INSTRUCTIONS TO FOLLOW
Find the string "₆₂₅Cl₆" in the records. Copy every line it appears in.

LISTED RECORDS
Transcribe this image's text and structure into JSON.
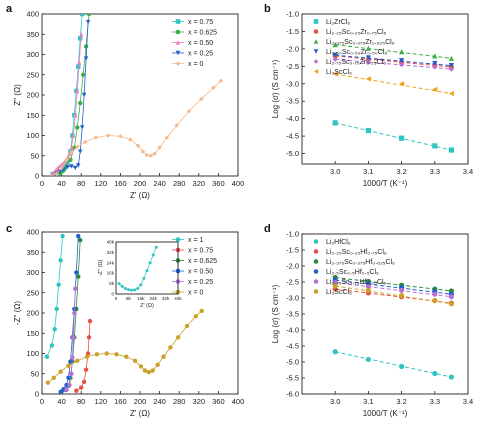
{
  "panels": [
    {
      "id": "a",
      "label": "a"
    },
    {
      "id": "b",
      "label": "b"
    },
    {
      "id": "c",
      "label": "c"
    },
    {
      "id": "d",
      "label": "d"
    }
  ],
  "colors": {
    "teal": "#2ec4c4",
    "green": "#3cb043",
    "pink": "#f07fbf",
    "blue": "#2060d0",
    "peach": "#f5b98a",
    "red": "#e8504a",
    "orange": "#f0a020",
    "purple": "#b86fd6",
    "forest": "#2a8a3a",
    "gold": "#c9a227",
    "lime": "#66cc55"
  },
  "chart_data": [
    {
      "panel": "a",
      "type": "scatter",
      "xlabel": "Z' (Ω)",
      "ylabel": "Z'' (Ω)",
      "xlim": [
        0,
        400
      ],
      "ylim": [
        0,
        400
      ],
      "xticks": [
        0,
        40,
        80,
        120,
        160,
        200,
        240,
        280,
        320,
        360,
        400
      ],
      "yticks": [
        0,
        50,
        100,
        150,
        200,
        250,
        300,
        350,
        400
      ],
      "legend_position": "top-right",
      "series": [
        {
          "name": "x = 0.75",
          "marker": "square",
          "color": "#2ec4c4",
          "points": [
            [
              22,
              5
            ],
            [
              28,
              8
            ],
            [
              34,
              6
            ],
            [
              40,
              12
            ],
            [
              46,
              20
            ],
            [
              52,
              35
            ],
            [
              58,
              60
            ],
            [
              62,
              100
            ],
            [
              66,
              150
            ],
            [
              70,
              210
            ],
            [
              74,
              270
            ],
            [
              78,
              340
            ],
            [
              82,
              400
            ]
          ]
        },
        {
          "name": "x = 0.625",
          "marker": "circle",
          "color": "#3cb043",
          "points": [
            [
              25,
              6
            ],
            [
              32,
              9
            ],
            [
              38,
              8
            ],
            [
              44,
              14
            ],
            [
              50,
              24
            ],
            [
              58,
              40
            ],
            [
              66,
              70
            ],
            [
              72,
              120
            ],
            [
              78,
              180
            ],
            [
              84,
              250
            ],
            [
              90,
              320
            ],
            [
              96,
              400
            ]
          ]
        },
        {
          "name": "x = 0.50",
          "marker": "triangle",
          "color": "#f07fbf",
          "points": [
            [
              20,
              3
            ],
            [
              24,
              8
            ],
            [
              28,
              14
            ],
            [
              32,
              20
            ],
            [
              36,
              24
            ],
            [
              40,
              28
            ],
            [
              44,
              32
            ],
            [
              48,
              38
            ],
            [
              52,
              45
            ],
            [
              56,
              55
            ],
            [
              60,
              70
            ],
            [
              64,
              100
            ],
            [
              68,
              150
            ],
            [
              72,
              210
            ],
            [
              76,
              280
            ],
            [
              80,
              350
            ]
          ]
        },
        {
          "name": "x = 0.25",
          "marker": "triangle-down",
          "color": "#2060d0",
          "points": [
            [
              30,
              5
            ],
            [
              36,
              10
            ],
            [
              44,
              16
            ],
            [
              52,
              22
            ],
            [
              60,
              24
            ],
            [
              68,
              20
            ],
            [
              74,
              26
            ],
            [
              78,
              60
            ],
            [
              82,
              120
            ],
            [
              86,
              200
            ],
            [
              90,
              290
            ],
            [
              94,
              380
            ]
          ]
        },
        {
          "name": "x = 0",
          "marker": "diamond",
          "color": "#f5b98a",
          "points": [
            [
              30,
              5
            ],
            [
              40,
              20
            ],
            [
              50,
              40
            ],
            [
              60,
              58
            ],
            [
              72,
              72
            ],
            [
              88,
              84
            ],
            [
              110,
              95
            ],
            [
              135,
              100
            ],
            [
              160,
              98
            ],
            [
              180,
              90
            ],
            [
              196,
              75
            ],
            [
              206,
              60
            ],
            [
              214,
              52
            ],
            [
              222,
              50
            ],
            [
              230,
              55
            ],
            [
              240,
              70
            ],
            [
              255,
              95
            ],
            [
              275,
              125
            ],
            [
              300,
              160
            ],
            [
              325,
              190
            ],
            [
              350,
              218
            ],
            [
              365,
              235
            ]
          ]
        }
      ]
    },
    {
      "panel": "b",
      "type": "line",
      "xlabel": "1000/T (K⁻¹)",
      "ylabel": "Log (σ) (S cm⁻¹)",
      "xlim": [
        2.9,
        3.4
      ],
      "ylim": [
        -5.3,
        -1.0
      ],
      "xticks": [
        3.0,
        3.1,
        3.2,
        3.3,
        3.4
      ],
      "yticks": [
        -1.0,
        -1.5,
        -2.0,
        -2.5,
        -3.0,
        -3.5,
        -4.0,
        -4.5,
        -5.0
      ],
      "legend_position": "top-right",
      "x": [
        3.0,
        3.1,
        3.2,
        3.3,
        3.35
      ],
      "series": [
        {
          "name": "Li₂ZrCl₆",
          "marker": "square",
          "color": "#2ec4c4",
          "values": [
            -4.12,
            -4.34,
            -4.56,
            -4.78,
            -4.9
          ]
        },
        {
          "name": "Li₂.₂₅Sc₀.₂₅Zr₀.₇₅Cl₆",
          "marker": "circle",
          "color": "#e8504a",
          "values": [
            -2.2,
            -2.3,
            -2.38,
            -2.46,
            -2.52
          ]
        },
        {
          "name": "Li₂.₃₇₅Sc₀.₃₇₅Zr₀.₆₂₅Cl₆",
          "marker": "triangle",
          "color": "#3cb043",
          "values": [
            -1.88,
            -1.98,
            -2.08,
            -2.2,
            -2.27
          ]
        },
        {
          "name": "Li₂.₅₀Sc₀.₅₀Zr₀.₅₀Cl₆",
          "marker": "triangle-down",
          "color": "#2060d0",
          "values": [
            -2.18,
            -2.26,
            -2.34,
            -2.42,
            -2.48
          ]
        },
        {
          "name": "Li₂.₇₅Sc₀.₇₅Zr₀.₂₅Cl₆",
          "marker": "diamond",
          "color": "#b86fd6",
          "values": [
            -2.3,
            -2.38,
            -2.45,
            -2.52,
            -2.58
          ]
        },
        {
          "name": "Li₃ScCl₆",
          "marker": "triangle-left",
          "color": "#f0a020",
          "values": [
            -2.72,
            -2.86,
            -3.0,
            -3.16,
            -3.28
          ]
        }
      ]
    },
    {
      "panel": "c",
      "type": "scatter",
      "xlabel": "Z' (Ω)",
      "ylabel": "-Z'' (Ω)",
      "xlim": [
        0,
        400
      ],
      "ylim": [
        0,
        400
      ],
      "xticks": [
        0,
        40,
        80,
        120,
        160,
        200,
        240,
        280,
        320,
        360,
        400
      ],
      "yticks": [
        0,
        50,
        100,
        150,
        200,
        250,
        300,
        350,
        400
      ],
      "legend_position": "top-right",
      "series": [
        {
          "name": "x = 1",
          "color": "#2ec4c4",
          "points": [
            [
              10,
              92
            ],
            [
              20,
              120
            ],
            [
              26,
              160
            ],
            [
              30,
              210
            ],
            [
              34,
              270
            ],
            [
              38,
              330
            ],
            [
              42,
              390
            ]
          ]
        },
        {
          "name": "x = 0.75",
          "color": "#e8504a",
          "points": [
            [
              70,
              8
            ],
            [
              80,
              16
            ],
            [
              86,
              30
            ],
            [
              90,
              60
            ],
            [
              94,
              100
            ],
            [
              96,
              140
            ],
            [
              98,
              180
            ]
          ]
        },
        {
          "name": "x = 0.625",
          "color": "#2a8a3a",
          "points": [
            [
              40,
              6
            ],
            [
              48,
              10
            ],
            [
              54,
              20
            ],
            [
              58,
              40
            ],
            [
              62,
              80
            ],
            [
              66,
              140
            ],
            [
              70,
              210
            ],
            [
              74,
              290
            ],
            [
              78,
              380
            ]
          ]
        },
        {
          "name": "x = 0.50",
          "color": "#2060d0",
          "points": [
            [
              38,
              5
            ],
            [
              44,
              12
            ],
            [
              50,
              22
            ],
            [
              54,
              40
            ],
            [
              58,
              80
            ],
            [
              62,
              140
            ],
            [
              66,
              210
            ],
            [
              70,
              300
            ],
            [
              74,
              390
            ]
          ]
        },
        {
          "name": "x = 0.25",
          "color": "#b86fd6",
          "points": [
            [
              50,
              10
            ],
            [
              56,
              22
            ],
            [
              60,
              50
            ],
            [
              62,
              90
            ],
            [
              64,
              140
            ],
            [
              66,
              200
            ],
            [
              68,
              260
            ]
          ]
        },
        {
          "name": "x = 0",
          "color": "#c9a227",
          "points": [
            [
              12,
              28
            ],
            [
              24,
              40
            ],
            [
              38,
              55
            ],
            [
              54,
              70
            ],
            [
              72,
              82
            ],
            [
              92,
              92
            ],
            [
              112,
              98
            ],
            [
              132,
              100
            ],
            [
              152,
              98
            ],
            [
              172,
              92
            ],
            [
              190,
              82
            ],
            [
              202,
              68
            ],
            [
              210,
              58
            ],
            [
              218,
              54
            ],
            [
              226,
              58
            ],
            [
              236,
              72
            ],
            [
              248,
              92
            ],
            [
              262,
              115
            ],
            [
              278,
              140
            ],
            [
              296,
              168
            ],
            [
              314,
              192
            ],
            [
              326,
              205
            ]
          ]
        }
      ],
      "inset": {
        "type": "scatter",
        "xlabel": "Z' (Ω)",
        "ylabel": "-Z'' (Ω)",
        "xlim": [
          0,
          40000
        ],
        "ylim": [
          0,
          40000
        ],
        "xticks": [
          "0",
          "8k",
          "16k",
          "24k",
          "32k",
          "40k"
        ],
        "yticks": [
          "0",
          "8k",
          "16k",
          "24k",
          "32k",
          "40k"
        ],
        "color": "#2ec4c4",
        "points": [
          [
            2000,
            8000
          ],
          [
            4000,
            6000
          ],
          [
            6000,
            4200
          ],
          [
            8000,
            3400
          ],
          [
            10000,
            3000
          ],
          [
            12000,
            3200
          ],
          [
            14000,
            4200
          ],
          [
            16000,
            7000
          ],
          [
            18000,
            12000
          ],
          [
            20000,
            18000
          ],
          [
            22000,
            24000
          ],
          [
            24000,
            30000
          ],
          [
            26000,
            36000
          ]
        ]
      }
    },
    {
      "panel": "d",
      "type": "line",
      "xlabel": "1000/T (K⁻¹)",
      "ylabel": "Log (σ) (S cm⁻¹)",
      "xlim": [
        2.9,
        3.4
      ],
      "ylim": [
        -6.0,
        -1.0
      ],
      "xticks": [
        3.0,
        3.1,
        3.2,
        3.3,
        3.4
      ],
      "yticks": [
        -1.0,
        -1.5,
        -2.0,
        -2.5,
        -3.0,
        -3.5,
        -4.0,
        -4.5,
        -5.0,
        -5.5,
        -6.0
      ],
      "legend_position": "top-right",
      "x": [
        3.0,
        3.1,
        3.2,
        3.3,
        3.35
      ],
      "series": [
        {
          "name": "Li₂HfCl₆",
          "color": "#2ec4c4",
          "values": [
            -4.68,
            -4.92,
            -5.14,
            -5.36,
            -5.47
          ]
        },
        {
          "name": "Li₂.₂₅Sc₀.₂₅Hf₀.₇₅Cl₆",
          "color": "#e8504a",
          "values": [
            -2.72,
            -2.84,
            -2.96,
            -3.08,
            -3.16
          ]
        },
        {
          "name": "Li₂.₃₇₅Sc₀.₃₇₅Hf₀.₆₂₅Cl₆",
          "color": "#2a8a3a",
          "values": [
            -2.36,
            -2.48,
            -2.6,
            -2.72,
            -2.78
          ]
        },
        {
          "name": "Li₂.₅Sc₀.₅Hf₀.₅Cl₆",
          "color": "#2060d0",
          "values": [
            -2.44,
            -2.56,
            -2.68,
            -2.8,
            -2.88
          ]
        },
        {
          "name": "Li₂.₇₅Sc₀.₇₅Hf₀.₂₅Cl₆",
          "color": "#b86fd6",
          "values": [
            -2.52,
            -2.64,
            -2.76,
            -2.88,
            -2.96
          ]
        },
        {
          "name": "Li₃ScCl₆",
          "color": "#c9a227",
          "values": [
            -2.62,
            -2.76,
            -2.92,
            -3.08,
            -3.18
          ]
        }
      ]
    }
  ]
}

EXPECTED ANSWER
          "name": "Li₂.₃₇₅Sc₀.₃₇₅Zr₀.₆₂₅Cl₆",
          "name": "Li₂.₃₇₅Sc₀.₃₇₅Hf₀.₆₂₅Cl₆",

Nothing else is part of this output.